● To do: Set the listing down again exactly, please, apart from its pictures.

:: Records to process ::

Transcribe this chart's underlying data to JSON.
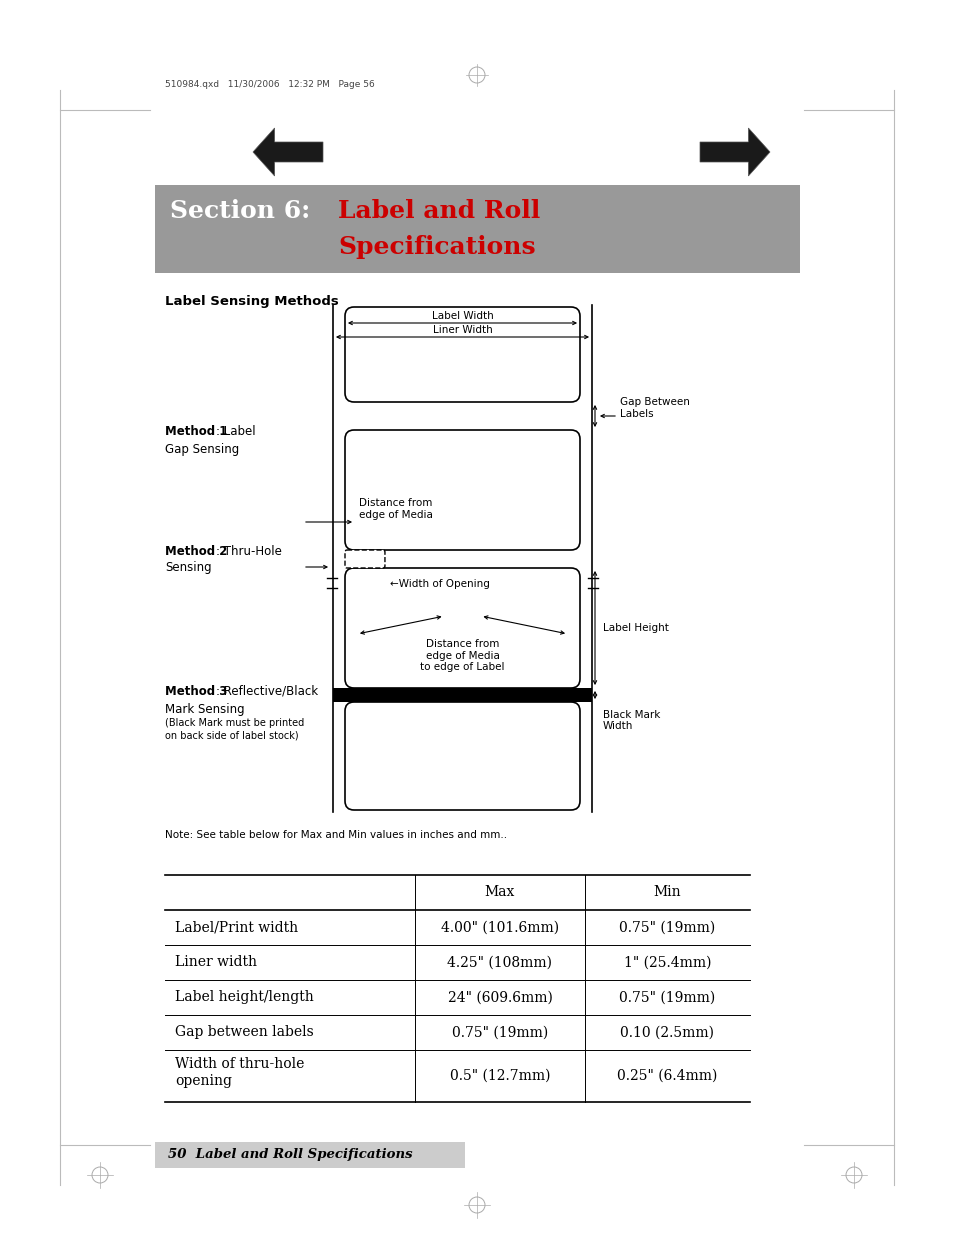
{
  "bg_color": "#ffffff",
  "page_header_text": "510984.qxd   11/30/2006   12:32 PM   Page 56",
  "section_bg_color": "#999999",
  "arrow_color": "#1a1a1a",
  "diagram_title": "Label Sensing Methods",
  "note_text": "Note: See table below for Max and Min values in inches and mm..",
  "footer_text": "50  Label and Roll Specifications",
  "footer_bg": "#cccccc",
  "table_headers": [
    "",
    "Max",
    "Min"
  ],
  "table_rows": [
    [
      "Label/Print width",
      "4.00\" (101.6mm)",
      "0.75\" (19mm)"
    ],
    [
      "Liner width",
      "4.25\" (108mm)",
      "1\" (25.4mm)"
    ],
    [
      "Label height/length",
      "24\" (609.6mm)",
      "0.75\" (19mm)"
    ],
    [
      "Gap between labels",
      "0.75\" (19mm)",
      "0.10 (2.5mm)"
    ],
    [
      "Width of thru-hole\nopening",
      "0.5\" (12.7mm)",
      "0.25\" (6.4mm)"
    ]
  ]
}
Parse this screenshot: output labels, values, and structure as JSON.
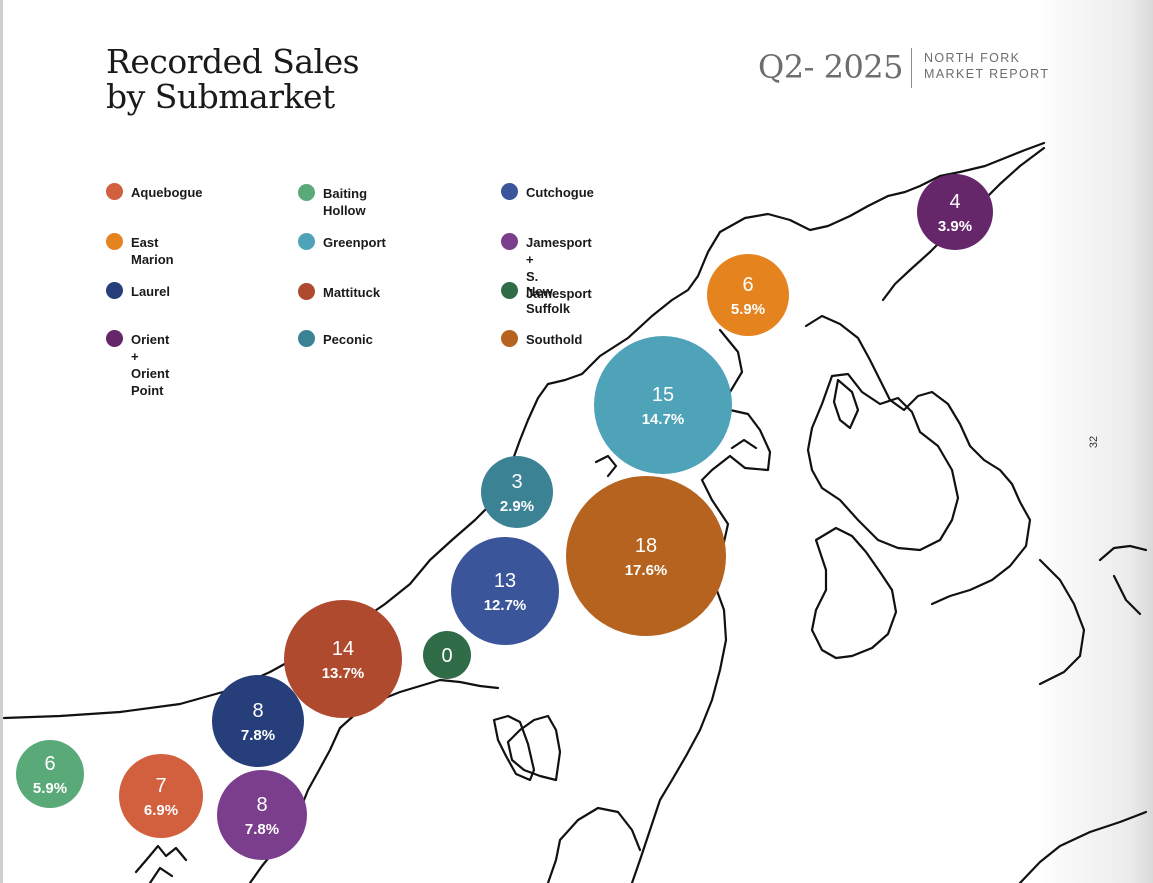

:::

● The answer:
Transcribe this chart's underlying data to JSON.
{
  "bg_color": "#ffffff",
  "page_header_text": "510984.qxd   11/30/2006   12:32 PM   Page 56",
  "section_bg_color": "#999999",
  "arrow_color": "#1a1a1a",
  "diagram_title": "Label Sensing Methods",
  "note_text": "Note: See table below for Max and Min values in inches and mm..",
  "footer_text": "50  Label and Roll Specifications",
  "footer_bg": "#cccccc",
  "table_headers": [
    "",
    "Max",
    "Min"
  ],
  "table_rows": [
    [
      "Label/Print width",
      "4.00\" (101.6mm)",
      "0.75\" (19mm)"
    ],
    [
      "Liner width",
      "4.25\" (108mm)",
      "1\" (25.4mm)"
    ],
    [
      "Label height/length",
      "24\" (609.6mm)",
      "0.75\" (19mm)"
    ],
    [
      "Gap between labels",
      "0.75\" (19mm)",
      "0.10 (2.5mm)"
    ],
    [
      "Width of thru-hole\nopening",
      "0.5\" (12.7mm)",
      "0.25\" (6.4mm)"
    ]
  ]
}
Parse this screenshot: output labels, values, and structure as JSON.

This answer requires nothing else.